Records to use ->
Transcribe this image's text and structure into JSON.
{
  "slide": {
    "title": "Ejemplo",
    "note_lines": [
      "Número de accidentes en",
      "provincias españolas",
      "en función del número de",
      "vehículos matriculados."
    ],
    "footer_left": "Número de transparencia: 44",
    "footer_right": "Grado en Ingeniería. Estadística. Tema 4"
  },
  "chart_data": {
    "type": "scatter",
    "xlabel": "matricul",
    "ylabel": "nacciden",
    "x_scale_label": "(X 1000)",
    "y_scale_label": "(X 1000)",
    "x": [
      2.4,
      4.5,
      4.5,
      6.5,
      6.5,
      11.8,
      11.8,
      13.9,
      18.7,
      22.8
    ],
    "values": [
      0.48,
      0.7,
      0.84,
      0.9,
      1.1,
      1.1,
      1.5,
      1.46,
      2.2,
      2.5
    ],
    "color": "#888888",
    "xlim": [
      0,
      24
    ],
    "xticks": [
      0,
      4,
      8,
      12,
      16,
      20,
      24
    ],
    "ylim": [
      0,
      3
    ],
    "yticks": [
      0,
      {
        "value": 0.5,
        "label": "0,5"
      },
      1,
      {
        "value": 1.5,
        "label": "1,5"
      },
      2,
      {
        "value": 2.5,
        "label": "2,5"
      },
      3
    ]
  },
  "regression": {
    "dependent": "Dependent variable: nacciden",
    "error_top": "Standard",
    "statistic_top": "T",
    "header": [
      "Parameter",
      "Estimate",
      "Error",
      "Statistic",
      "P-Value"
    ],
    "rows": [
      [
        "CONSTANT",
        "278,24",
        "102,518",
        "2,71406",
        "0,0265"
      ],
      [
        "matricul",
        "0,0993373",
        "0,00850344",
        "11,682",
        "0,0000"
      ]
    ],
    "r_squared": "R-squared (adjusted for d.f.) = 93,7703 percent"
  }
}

Prompt ->
Repeat the records above exactly as they appear.

Solution to the exercise ->
Transcribe this image's text and structure into JSON.
{
  "slide": {
    "title": "Ejemplo",
    "note_lines": [
      "Número de accidentes en",
      "provincias españolas",
      "en función del número de",
      "vehículos matriculados."
    ],
    "footer_left": "Número de transparencia: 44",
    "footer_right": "Grado en Ingeniería. Estadística. Tema 4"
  },
  "chart_data": {
    "type": "scatter",
    "xlabel": "matricul",
    "ylabel": "nacciden",
    "x_scale_label": "(X 1000)",
    "y_scale_label": "(X 1000)",
    "x": [
      2.4,
      4.5,
      4.5,
      6.5,
      6.5,
      11.8,
      11.8,
      13.9,
      18.7,
      22.8
    ],
    "values": [
      0.48,
      0.7,
      0.84,
      0.9,
      1.1,
      1.1,
      1.5,
      1.46,
      2.2,
      2.5
    ],
    "color": "#888888",
    "xlim": [
      0,
      24
    ],
    "xticks": [
      0,
      4,
      8,
      12,
      16,
      20,
      24
    ],
    "ylim": [
      0,
      3
    ],
    "yticks": [
      0,
      {
        "value": 0.5,
        "label": "0,5"
      },
      1,
      {
        "value": 1.5,
        "label": "1,5"
      },
      2,
      {
        "value": 2.5,
        "label": "2,5"
      },
      3
    ]
  },
  "regression": {
    "dependent": "Dependent variable: nacciden",
    "error_top": "Standard",
    "statistic_top": "T",
    "header": [
      "Parameter",
      "Estimate",
      "Error",
      "Statistic",
      "P-Value"
    ],
    "rows": [
      [
        "CONSTANT",
        "278,24",
        "102,518",
        "2,71406",
        "0,0265"
      ],
      [
        "matricul",
        "0,0993373",
        "0,00850344",
        "11,682",
        "0,0000"
      ]
    ],
    "r_squared": "R-squared (adjusted for d.f.) = 93,7703 percent"
  }
}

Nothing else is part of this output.